## [Direction]
Quote the source data word for word, beginning at the first line and continuing through the line containing "help-key: M-E xyxy=(667,543,694,559)".

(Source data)

--------------------

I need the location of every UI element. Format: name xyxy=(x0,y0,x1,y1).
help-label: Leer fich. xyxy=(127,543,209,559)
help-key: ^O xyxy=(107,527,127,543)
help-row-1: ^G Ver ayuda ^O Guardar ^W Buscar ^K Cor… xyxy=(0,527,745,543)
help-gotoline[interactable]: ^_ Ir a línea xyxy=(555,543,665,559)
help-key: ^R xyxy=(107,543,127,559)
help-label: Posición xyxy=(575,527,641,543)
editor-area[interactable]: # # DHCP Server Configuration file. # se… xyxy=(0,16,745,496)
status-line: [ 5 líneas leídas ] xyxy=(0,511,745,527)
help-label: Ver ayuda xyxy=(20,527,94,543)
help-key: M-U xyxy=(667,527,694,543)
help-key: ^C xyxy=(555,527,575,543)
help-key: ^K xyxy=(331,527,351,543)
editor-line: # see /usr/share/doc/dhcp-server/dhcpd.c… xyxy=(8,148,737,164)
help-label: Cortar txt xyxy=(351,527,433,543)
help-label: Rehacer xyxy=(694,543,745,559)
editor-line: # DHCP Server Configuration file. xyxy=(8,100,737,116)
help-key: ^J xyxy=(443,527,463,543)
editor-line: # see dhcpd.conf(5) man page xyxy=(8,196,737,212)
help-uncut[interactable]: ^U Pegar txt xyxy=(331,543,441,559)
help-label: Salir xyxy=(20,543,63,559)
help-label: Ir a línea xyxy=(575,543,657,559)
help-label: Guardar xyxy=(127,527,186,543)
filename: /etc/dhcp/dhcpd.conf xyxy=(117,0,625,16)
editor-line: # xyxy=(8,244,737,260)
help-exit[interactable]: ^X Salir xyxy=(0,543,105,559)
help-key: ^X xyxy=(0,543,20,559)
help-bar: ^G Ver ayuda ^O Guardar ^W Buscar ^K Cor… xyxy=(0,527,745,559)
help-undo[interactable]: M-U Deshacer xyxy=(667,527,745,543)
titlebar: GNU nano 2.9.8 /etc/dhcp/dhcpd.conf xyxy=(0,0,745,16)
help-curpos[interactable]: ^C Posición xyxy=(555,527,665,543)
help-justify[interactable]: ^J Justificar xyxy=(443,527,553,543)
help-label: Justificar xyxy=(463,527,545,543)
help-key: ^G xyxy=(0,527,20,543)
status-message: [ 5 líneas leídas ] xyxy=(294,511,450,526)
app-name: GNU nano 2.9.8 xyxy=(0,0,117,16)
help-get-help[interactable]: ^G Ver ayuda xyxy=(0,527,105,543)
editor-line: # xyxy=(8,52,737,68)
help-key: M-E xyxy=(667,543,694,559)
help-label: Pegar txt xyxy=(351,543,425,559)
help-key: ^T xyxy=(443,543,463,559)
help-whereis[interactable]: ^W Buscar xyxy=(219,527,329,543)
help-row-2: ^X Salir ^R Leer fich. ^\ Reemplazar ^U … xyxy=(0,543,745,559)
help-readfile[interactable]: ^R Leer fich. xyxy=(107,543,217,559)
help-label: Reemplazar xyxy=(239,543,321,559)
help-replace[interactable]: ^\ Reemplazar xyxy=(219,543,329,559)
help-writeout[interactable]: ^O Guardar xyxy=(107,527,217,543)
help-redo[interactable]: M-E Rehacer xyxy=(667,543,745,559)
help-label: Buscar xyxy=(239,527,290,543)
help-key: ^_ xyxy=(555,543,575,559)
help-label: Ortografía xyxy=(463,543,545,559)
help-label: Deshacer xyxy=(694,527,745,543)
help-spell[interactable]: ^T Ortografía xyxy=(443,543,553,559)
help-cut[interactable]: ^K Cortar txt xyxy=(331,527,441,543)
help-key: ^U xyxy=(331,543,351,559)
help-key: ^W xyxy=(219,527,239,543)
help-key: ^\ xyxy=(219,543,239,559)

--------------------

## [Exercise output]
I need the location of every UI element. Format: name xyxy=(x0,y0,x1,y1).
help-label: Leer fich. xyxy=(127,543,209,559)
help-key: ^O xyxy=(107,527,127,543)
help-row-1: ^G Ver ayuda ^O Guardar ^W Buscar ^K Cor… xyxy=(0,527,745,543)
help-gotoline[interactable]: ^_ Ir a línea xyxy=(555,543,665,559)
help-key: ^R xyxy=(107,543,127,559)
help-label: Posición xyxy=(575,527,641,543)
editor-area[interactable]: # # DHCP Server Configuration file. # se… xyxy=(0,16,745,496)
status-line: [ 5 líneas leídas ] xyxy=(0,511,745,527)
help-label: Ver ayuda xyxy=(20,527,94,543)
help-key: M-U xyxy=(667,527,694,543)
help-key: ^C xyxy=(555,527,575,543)
help-key: ^K xyxy=(331,527,351,543)
editor-line: # see /usr/share/doc/dhcp-server/dhcpd.c… xyxy=(8,148,737,164)
help-label: Cortar txt xyxy=(351,527,433,543)
help-label: Rehacer xyxy=(694,543,745,559)
editor-line: # DHCP Server Configuration file. xyxy=(8,100,737,116)
help-key: ^J xyxy=(443,527,463,543)
editor-line: # see dhcpd.conf(5) man page xyxy=(8,196,737,212)
help-uncut[interactable]: ^U Pegar txt xyxy=(331,543,441,559)
help-label: Salir xyxy=(20,543,63,559)
help-label: Ir a línea xyxy=(575,543,657,559)
help-label: Guardar xyxy=(127,527,186,543)
filename: /etc/dhcp/dhcpd.conf xyxy=(117,0,625,16)
editor-line: # xyxy=(8,244,737,260)
help-exit[interactable]: ^X Salir xyxy=(0,543,105,559)
help-key: ^X xyxy=(0,543,20,559)
help-bar: ^G Ver ayuda ^O Guardar ^W Buscar ^K Cor… xyxy=(0,527,745,559)
help-undo[interactable]: M-U Deshacer xyxy=(667,527,745,543)
titlebar: GNU nano 2.9.8 /etc/dhcp/dhcpd.conf xyxy=(0,0,745,16)
help-curpos[interactable]: ^C Posición xyxy=(555,527,665,543)
help-justify[interactable]: ^J Justificar xyxy=(443,527,553,543)
help-label: Justificar xyxy=(463,527,545,543)
help-key: ^G xyxy=(0,527,20,543)
status-message: [ 5 líneas leídas ] xyxy=(294,511,450,526)
app-name: GNU nano 2.9.8 xyxy=(0,0,117,16)
help-get-help[interactable]: ^G Ver ayuda xyxy=(0,527,105,543)
editor-line: # xyxy=(8,52,737,68)
help-key: M-E xyxy=(667,543,694,559)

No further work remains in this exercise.